BEGIN

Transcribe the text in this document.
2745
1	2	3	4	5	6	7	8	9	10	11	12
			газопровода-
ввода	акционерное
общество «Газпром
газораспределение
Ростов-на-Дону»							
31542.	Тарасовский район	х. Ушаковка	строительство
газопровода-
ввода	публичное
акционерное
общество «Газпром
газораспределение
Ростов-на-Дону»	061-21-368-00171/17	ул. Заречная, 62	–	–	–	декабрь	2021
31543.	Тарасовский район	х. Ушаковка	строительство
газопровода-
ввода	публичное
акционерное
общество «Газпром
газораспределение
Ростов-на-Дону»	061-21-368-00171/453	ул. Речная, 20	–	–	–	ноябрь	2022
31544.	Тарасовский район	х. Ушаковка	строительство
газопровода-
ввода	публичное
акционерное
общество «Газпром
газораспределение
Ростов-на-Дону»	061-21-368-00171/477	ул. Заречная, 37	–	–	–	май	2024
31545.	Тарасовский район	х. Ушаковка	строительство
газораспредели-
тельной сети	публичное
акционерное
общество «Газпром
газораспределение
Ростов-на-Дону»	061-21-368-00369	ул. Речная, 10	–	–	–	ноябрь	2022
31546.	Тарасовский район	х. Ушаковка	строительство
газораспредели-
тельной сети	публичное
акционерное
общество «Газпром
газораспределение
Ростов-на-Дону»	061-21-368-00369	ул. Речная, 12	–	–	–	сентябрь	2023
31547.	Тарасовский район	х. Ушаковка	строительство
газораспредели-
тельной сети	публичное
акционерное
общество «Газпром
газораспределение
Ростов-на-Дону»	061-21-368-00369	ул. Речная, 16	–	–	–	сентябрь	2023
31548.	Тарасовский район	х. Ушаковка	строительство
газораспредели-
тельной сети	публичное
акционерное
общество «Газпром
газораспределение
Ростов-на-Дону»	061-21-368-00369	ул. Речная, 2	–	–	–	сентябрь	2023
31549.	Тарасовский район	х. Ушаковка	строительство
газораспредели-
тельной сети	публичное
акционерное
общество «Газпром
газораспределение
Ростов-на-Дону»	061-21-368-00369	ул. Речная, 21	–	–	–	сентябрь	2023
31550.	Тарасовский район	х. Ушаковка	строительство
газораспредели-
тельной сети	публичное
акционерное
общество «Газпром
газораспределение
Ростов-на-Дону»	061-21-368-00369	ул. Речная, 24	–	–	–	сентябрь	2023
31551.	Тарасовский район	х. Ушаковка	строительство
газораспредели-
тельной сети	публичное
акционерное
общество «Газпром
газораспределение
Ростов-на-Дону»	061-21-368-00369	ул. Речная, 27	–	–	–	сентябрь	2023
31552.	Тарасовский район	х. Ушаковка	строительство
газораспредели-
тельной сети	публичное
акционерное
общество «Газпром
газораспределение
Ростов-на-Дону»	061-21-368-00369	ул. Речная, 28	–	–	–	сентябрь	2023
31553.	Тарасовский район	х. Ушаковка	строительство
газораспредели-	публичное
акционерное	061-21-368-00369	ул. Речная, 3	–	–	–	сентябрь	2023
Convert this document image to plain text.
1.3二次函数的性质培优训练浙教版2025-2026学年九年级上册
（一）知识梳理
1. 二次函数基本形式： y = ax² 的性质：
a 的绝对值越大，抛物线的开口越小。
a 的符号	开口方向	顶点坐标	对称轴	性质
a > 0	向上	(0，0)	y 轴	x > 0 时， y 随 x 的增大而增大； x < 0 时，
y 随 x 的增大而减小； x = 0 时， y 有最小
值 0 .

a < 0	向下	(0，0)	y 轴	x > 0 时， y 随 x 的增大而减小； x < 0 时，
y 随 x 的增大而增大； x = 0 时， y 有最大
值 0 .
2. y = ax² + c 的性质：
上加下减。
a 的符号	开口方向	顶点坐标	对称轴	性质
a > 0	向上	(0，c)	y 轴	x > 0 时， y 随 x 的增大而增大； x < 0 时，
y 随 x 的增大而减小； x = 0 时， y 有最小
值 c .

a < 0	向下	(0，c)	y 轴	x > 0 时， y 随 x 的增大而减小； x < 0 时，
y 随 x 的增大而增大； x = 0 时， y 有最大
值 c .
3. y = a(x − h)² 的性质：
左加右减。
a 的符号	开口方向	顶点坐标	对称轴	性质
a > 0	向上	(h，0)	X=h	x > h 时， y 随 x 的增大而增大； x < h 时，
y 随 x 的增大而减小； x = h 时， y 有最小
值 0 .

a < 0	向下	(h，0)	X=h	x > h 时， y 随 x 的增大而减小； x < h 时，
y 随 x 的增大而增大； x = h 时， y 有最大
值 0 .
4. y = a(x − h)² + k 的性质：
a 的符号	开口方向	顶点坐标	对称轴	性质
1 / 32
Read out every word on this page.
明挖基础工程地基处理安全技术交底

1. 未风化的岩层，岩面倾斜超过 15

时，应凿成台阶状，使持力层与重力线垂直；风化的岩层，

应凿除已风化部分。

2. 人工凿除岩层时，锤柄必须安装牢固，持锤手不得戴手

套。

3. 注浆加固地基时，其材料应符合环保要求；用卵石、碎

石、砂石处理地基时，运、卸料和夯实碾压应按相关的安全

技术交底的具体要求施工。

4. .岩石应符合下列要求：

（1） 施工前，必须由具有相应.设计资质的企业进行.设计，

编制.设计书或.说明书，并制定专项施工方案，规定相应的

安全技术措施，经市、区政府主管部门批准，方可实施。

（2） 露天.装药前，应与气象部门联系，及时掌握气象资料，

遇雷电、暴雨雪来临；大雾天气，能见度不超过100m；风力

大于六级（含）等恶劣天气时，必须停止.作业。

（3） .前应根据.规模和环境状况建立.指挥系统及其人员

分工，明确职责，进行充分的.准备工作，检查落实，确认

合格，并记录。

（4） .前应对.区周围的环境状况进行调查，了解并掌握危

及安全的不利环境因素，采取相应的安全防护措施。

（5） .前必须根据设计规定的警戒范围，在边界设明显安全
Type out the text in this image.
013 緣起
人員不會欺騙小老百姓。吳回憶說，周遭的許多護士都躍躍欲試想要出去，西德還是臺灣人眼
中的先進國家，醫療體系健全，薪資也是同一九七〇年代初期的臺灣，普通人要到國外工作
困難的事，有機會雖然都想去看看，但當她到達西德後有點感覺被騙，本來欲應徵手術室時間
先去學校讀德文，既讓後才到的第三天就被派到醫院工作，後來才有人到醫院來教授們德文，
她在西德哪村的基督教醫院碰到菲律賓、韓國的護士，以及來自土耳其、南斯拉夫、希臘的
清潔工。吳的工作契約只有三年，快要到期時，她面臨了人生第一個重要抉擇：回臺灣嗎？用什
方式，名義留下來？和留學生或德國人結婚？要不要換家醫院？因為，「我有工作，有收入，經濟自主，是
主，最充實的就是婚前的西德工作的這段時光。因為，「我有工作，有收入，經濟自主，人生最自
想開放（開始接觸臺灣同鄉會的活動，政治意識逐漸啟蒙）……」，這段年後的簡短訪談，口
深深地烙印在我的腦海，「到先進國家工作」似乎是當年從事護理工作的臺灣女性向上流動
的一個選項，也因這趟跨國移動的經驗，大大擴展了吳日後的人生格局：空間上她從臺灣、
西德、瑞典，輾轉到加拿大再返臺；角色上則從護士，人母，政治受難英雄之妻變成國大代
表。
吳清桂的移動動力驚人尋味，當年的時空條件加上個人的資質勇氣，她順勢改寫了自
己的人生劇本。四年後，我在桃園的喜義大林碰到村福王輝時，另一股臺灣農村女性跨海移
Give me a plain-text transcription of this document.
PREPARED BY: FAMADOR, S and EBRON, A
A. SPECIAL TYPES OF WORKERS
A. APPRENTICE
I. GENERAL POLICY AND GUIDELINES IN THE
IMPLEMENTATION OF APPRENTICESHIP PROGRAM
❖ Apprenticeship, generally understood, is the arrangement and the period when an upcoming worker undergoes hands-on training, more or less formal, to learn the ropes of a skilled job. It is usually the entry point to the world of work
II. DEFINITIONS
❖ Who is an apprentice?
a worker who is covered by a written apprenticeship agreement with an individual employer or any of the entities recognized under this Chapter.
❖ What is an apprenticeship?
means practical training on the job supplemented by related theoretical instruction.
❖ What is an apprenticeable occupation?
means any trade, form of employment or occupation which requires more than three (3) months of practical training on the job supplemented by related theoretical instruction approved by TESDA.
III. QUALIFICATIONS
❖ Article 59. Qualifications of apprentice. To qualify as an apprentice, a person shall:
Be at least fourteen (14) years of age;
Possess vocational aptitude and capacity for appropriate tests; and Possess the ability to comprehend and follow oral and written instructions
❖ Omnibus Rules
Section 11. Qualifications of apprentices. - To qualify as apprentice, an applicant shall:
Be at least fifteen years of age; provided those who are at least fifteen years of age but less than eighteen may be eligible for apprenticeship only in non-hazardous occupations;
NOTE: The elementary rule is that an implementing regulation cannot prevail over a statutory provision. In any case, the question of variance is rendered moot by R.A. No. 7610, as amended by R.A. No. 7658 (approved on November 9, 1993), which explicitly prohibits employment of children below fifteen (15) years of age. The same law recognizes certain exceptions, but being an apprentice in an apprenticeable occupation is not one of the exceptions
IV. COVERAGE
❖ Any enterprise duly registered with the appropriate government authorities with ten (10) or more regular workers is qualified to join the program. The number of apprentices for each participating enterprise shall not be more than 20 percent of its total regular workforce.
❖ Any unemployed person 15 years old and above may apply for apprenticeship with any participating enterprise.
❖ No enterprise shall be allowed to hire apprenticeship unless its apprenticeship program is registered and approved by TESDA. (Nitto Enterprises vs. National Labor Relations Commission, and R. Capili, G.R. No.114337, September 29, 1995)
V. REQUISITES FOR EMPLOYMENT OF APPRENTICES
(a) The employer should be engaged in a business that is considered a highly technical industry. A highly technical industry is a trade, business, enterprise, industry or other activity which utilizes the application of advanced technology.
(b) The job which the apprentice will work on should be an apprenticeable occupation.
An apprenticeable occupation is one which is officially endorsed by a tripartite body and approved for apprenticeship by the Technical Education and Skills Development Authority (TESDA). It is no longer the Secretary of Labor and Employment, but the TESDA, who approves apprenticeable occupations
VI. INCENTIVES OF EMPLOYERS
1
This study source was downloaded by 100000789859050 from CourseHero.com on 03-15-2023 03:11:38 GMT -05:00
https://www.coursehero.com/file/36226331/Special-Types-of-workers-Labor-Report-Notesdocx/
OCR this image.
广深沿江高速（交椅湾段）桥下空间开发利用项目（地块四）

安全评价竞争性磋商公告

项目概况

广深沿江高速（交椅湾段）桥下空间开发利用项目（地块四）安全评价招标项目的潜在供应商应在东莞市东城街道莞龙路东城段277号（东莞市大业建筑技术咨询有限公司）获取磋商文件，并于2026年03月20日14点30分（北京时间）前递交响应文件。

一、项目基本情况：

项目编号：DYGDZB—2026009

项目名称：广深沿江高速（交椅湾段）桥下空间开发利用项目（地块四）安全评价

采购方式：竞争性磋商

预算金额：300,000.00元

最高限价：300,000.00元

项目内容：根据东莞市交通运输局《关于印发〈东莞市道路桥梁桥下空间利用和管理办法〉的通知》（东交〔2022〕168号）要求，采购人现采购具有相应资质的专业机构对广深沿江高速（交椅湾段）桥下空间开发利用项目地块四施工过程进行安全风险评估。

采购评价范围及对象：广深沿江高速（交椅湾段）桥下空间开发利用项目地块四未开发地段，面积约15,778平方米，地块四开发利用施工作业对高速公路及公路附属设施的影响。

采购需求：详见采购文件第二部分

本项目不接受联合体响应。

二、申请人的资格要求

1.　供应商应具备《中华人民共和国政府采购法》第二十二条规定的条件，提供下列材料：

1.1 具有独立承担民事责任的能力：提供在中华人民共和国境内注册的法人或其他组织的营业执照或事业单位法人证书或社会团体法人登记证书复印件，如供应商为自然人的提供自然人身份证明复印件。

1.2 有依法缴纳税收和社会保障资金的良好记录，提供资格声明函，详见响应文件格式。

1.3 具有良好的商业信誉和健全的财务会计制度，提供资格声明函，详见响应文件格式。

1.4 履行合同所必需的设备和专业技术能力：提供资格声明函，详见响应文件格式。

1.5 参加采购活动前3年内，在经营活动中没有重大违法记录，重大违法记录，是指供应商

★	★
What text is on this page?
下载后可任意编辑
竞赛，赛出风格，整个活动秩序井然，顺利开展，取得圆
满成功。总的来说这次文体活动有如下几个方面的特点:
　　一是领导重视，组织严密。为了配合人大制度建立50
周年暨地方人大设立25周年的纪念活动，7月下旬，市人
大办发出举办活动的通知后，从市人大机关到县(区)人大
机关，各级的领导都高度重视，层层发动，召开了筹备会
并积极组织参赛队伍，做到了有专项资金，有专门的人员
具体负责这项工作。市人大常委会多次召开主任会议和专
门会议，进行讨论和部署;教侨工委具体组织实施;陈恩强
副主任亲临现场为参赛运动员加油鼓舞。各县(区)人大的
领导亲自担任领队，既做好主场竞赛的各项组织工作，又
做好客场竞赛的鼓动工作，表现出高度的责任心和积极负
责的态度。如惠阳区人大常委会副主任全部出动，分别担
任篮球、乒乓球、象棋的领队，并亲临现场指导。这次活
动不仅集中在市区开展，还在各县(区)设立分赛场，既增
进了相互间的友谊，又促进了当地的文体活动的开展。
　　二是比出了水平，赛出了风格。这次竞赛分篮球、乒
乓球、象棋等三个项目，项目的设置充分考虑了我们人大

END

■ **What needs to be done**
Your answer should be only the number of lines that hold the word "Labor".

■ **Exercise output**
3